Return the number of lines holding "count", with nothing added.

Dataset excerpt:
+-------+

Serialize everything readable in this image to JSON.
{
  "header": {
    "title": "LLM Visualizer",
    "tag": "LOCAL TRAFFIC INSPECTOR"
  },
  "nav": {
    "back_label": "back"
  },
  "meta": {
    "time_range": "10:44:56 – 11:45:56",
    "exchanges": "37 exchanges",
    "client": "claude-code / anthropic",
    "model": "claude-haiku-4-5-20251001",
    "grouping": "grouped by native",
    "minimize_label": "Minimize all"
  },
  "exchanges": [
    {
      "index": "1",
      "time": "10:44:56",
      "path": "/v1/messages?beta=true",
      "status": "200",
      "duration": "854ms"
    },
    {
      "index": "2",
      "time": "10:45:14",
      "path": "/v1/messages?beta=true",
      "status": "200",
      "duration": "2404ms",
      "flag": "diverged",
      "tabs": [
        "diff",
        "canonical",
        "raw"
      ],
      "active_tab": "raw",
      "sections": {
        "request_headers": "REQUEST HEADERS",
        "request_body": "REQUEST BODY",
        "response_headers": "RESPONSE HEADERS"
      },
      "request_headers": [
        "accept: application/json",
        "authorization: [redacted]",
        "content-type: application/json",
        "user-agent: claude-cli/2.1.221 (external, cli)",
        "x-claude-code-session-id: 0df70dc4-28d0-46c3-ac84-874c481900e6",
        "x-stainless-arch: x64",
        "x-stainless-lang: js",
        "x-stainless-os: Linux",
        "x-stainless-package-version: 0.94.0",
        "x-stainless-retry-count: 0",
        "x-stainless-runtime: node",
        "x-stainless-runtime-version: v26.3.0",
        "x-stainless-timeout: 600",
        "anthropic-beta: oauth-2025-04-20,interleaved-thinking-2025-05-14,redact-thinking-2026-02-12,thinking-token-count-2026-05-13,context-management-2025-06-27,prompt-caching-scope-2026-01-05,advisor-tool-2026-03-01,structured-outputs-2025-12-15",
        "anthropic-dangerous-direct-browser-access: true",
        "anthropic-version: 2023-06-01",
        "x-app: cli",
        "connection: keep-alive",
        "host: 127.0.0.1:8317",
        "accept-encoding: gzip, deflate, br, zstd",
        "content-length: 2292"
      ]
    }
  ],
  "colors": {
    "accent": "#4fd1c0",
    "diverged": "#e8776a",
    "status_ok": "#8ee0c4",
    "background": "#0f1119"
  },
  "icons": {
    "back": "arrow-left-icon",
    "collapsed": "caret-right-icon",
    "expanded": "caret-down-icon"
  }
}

+-------+

* TASK ANSWER
2